• _What to work on_:
a – According to the gingerbread passage, what did one pound of ginger cost in the Middle Ages?
b – Write the next part of the gingerbread passage, picking up after its final sentence.

Top of Passage shown

GINGERBREAD

Who thinks of “gingerbread” in April?  In America, “gingerbread” doesn’t seem to enter our thinking until the holidays start approaching.  And even then, we tend to think of gingerbread only in the form of gingerbread men cookies and gingerbread houses.  In the U.K. and throughout Europe, however, gingerbread is available, purchased, baked and enjoyed year round.  This may be of no interest to anyone, but I find it fascinating.

Illustration depicting Christopher Columbus’s fleet departing from Spain in 1492.

We’re all familiar with ginger, even if its only in the dried, powdered form.  But did you know the ginger plant, from which we use the root, was discovered in the Indonesian islands, along with many similar plants, as early as 2000 B.C.  Knowing its medicinal benefits even then, ginger was already being cultivated by the indigenous people.  Along with turmeric, cardamom, cinnamon and cassia, ginger was among the first spices to be transported from the Far East over land and by sea to the Middle East and Europe.

From burning the spices in religious ceremonies, to creating ointments and potions to ward off the plague, as well as to hide putrid household smells and make unpalatable food edible, spices were in high demand.  We all know Christopher Columbus was trying to find a shorter route to the spice islands when he ‘bumped’ into this land mass.  The trade routes were so coveted, battles were fought over them and spice merchants became extremely wealthy and powerful.  Ginger was so expensive n the Middle Ages, one pound was the same price as one sheep.  But once the trade routes became established during the 15th and 16th centuries, prices stabilized … and by the 17th century, the Spanish were able to cultivate ginger and were growing it in the West Indies, making it affordable for all.

So, now that we know where ginger came from, let’s find out where “gingerbread” came from and why it’s so important in European cuisine . . .

I’ve read that the first known recipe for ‘gingerbrede’ came from Greece in 2400 BC.  Really?  How do they know that?  I do know, however, that food historians have traced ginger as a seasoning since antiquity.  From my research,  it seems an Archbishop from Armenia, in the 1st century, is credited with serving his guests a cake made of spices.  By the tenth century, its proven that Chinese recipes for ‘spice breads’ were developed using ginger, and by the 13th century European nuns in monasteries were known to be baking ‘gingerbredes’ to ease indigestion.  As spices, and in particular ginger, made their way throughout Northern and Western Europe, these breads baked in monasteries became so popular professional bakers began to make them.  The ingredients, of course, were a bit different from what we would expect.  Ground almonds, breadcrumbs, rosewater, sugar and ginger were mixed together and baked.  It wasn’t until the 16th century when eggs and flour were added.

Bottom of Passage shown
Top of Source data

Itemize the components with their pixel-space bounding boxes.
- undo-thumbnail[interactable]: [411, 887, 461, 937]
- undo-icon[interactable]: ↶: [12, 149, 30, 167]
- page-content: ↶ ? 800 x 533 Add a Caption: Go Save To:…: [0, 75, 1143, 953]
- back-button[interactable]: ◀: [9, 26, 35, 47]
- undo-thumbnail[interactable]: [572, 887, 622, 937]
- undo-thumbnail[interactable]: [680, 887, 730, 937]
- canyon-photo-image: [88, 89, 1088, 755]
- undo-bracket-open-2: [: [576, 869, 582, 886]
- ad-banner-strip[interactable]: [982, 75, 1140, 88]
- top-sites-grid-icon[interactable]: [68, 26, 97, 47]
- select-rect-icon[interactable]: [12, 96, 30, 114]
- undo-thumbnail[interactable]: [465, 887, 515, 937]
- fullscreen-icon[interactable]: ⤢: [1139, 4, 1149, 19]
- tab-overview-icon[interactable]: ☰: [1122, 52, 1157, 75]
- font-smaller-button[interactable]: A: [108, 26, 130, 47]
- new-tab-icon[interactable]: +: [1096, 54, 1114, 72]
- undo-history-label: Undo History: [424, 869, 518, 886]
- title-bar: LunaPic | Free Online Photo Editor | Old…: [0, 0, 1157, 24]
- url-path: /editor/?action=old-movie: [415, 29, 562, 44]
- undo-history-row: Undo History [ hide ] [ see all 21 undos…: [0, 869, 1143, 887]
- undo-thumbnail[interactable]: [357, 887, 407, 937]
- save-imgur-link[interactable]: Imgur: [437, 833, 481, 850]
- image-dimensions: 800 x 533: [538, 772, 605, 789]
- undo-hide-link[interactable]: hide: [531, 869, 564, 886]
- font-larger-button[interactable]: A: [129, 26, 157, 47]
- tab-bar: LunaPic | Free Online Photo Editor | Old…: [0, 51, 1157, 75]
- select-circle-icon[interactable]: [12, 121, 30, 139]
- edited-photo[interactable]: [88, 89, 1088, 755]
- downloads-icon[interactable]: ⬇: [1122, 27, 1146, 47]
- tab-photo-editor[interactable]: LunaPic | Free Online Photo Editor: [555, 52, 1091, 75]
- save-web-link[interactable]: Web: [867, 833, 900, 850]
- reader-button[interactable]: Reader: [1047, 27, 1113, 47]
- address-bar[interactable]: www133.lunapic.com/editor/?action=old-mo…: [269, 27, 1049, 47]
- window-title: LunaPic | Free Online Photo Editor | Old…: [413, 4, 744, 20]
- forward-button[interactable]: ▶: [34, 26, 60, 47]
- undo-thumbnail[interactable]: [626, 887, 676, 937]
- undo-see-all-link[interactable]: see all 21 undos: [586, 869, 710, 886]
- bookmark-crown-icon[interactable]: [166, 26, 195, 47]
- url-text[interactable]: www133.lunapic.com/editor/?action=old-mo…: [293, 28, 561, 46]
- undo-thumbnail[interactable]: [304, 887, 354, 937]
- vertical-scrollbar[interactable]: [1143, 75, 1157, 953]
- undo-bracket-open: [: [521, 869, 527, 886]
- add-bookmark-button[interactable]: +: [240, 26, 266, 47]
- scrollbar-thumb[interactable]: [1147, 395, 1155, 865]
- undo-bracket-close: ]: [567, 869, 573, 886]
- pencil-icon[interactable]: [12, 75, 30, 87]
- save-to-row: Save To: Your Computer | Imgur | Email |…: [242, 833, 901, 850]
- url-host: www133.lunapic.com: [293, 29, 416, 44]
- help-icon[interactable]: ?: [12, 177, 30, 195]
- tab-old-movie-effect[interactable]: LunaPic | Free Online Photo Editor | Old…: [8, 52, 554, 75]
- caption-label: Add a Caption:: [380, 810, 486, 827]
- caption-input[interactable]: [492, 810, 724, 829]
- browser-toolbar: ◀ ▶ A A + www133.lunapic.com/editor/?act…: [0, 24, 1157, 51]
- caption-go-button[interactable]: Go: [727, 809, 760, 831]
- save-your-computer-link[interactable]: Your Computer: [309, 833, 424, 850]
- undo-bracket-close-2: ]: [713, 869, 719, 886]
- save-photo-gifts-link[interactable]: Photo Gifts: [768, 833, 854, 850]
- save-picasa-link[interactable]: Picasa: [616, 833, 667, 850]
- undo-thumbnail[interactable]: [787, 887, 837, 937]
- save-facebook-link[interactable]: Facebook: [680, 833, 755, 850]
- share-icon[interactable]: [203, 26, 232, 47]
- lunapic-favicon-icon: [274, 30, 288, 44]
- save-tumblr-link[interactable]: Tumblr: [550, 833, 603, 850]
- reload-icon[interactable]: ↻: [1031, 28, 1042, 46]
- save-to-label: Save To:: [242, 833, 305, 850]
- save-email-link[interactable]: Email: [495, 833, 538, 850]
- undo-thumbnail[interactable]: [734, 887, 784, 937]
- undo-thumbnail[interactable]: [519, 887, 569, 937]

Bottom of Source data

• _Answers for each item_:
a – The same price as one sheep.

b –
Did you know Queen Elizabeth I is credited with creating the first “gingerbread man”?  Known for her outlandish royal dinners, Queen Elizabeth employed a ‘Royal gingerbread baker’.  Among her array of fancy desserts were not only birds, fruits, and castles shaped out of marzipan, but also of gingerbread. The first documented gingerbread-shaped biscuit actually came from the court of Queen Elizabeth when she commissioned figures to be made in the likeness of some of her important guests.  They were the hit of the court and soon these biscuits made their way into the bakeries.

Still not an inexpensive treat, gingerbread became widely popular at Medieval fairs all over Europe.  They were sold not only as delicious snacks, but as souvenirs and good luck charms.  Gingerbread became so popular, cities in France and England began holding “gingerbread fairs” and even formed Gingerbread Guilds, with strict baking guidelines and competitions.   Nuremberg, Germany was actually recognized as the “Gingerbread Capital of the World” and the quality of their gingerbread was so high that it was even used as currency for paying city taxes.  The oldest recorded gingerbread recipe, dating back to the 16th century, is on display in the Germanic National Museum in Nuremberg.

Elaborately decorated gingerbread became so synonymous with all things fancy and elegant that the Guilds began hiring master bakers to create works of art from gingerbread.  Bakers began carving wooden boards to create elaborately designed molds to shape individual images.  The shapes included not only flowers, birds, and animals, but even people.  They were in such demand, kings and queens, lords and ladies, knights and bishops wanted their images captured in “gingerbread”.  Should a young woman want to improve her chances of attracting a husband, she would have a “gingerbread man” made for her in the likeness of her gentleman’s image.  The hope was that if she could get him to eat the spicy delicacy, he would then fall in love with her.  Decorated gingerbread was given as a wedding gift, or to celebrate a birth or special occasion.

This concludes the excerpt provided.